## AIM OF THE TASK:
Look through the data below. Collect every line where the word "name" occurs.

## INPUT RECORDS:
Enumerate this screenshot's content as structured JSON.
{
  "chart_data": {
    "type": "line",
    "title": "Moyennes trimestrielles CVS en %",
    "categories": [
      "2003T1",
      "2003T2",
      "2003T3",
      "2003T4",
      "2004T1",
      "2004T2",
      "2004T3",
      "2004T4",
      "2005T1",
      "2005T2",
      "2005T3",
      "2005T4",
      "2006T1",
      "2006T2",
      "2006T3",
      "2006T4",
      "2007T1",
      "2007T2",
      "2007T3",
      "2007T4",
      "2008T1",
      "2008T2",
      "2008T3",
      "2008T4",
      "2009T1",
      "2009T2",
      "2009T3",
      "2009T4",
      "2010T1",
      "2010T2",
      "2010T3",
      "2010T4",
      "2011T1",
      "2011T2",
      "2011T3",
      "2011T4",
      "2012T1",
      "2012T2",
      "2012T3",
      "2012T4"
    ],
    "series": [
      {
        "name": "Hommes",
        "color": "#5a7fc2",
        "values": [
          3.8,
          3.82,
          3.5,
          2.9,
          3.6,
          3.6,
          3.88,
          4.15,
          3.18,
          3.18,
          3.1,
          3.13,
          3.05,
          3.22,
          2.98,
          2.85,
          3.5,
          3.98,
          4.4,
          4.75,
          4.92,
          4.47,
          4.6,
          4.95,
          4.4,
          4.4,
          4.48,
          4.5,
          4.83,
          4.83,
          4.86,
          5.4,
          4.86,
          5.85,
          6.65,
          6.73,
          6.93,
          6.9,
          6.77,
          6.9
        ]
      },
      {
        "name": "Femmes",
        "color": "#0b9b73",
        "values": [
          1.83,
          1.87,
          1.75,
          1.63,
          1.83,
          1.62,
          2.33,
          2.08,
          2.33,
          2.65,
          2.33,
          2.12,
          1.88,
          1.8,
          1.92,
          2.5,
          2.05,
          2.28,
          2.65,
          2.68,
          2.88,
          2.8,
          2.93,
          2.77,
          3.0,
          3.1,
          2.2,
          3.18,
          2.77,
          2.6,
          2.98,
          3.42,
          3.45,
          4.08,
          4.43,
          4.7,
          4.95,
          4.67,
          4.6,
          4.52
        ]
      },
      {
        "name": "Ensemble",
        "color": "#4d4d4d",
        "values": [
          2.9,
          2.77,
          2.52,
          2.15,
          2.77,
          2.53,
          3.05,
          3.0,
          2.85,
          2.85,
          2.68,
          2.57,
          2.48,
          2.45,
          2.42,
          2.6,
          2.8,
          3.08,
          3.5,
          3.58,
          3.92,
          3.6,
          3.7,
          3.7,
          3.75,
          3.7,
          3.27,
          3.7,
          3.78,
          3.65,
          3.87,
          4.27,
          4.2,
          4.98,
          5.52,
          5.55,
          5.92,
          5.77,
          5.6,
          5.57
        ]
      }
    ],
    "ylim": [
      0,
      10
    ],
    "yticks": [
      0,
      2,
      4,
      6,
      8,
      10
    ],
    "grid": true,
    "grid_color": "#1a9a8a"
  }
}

## SOLUTION FOR THIS PROBLEM:
        "name": "Hommes",
        "name": "Femmes",
        "name": "Ensemble",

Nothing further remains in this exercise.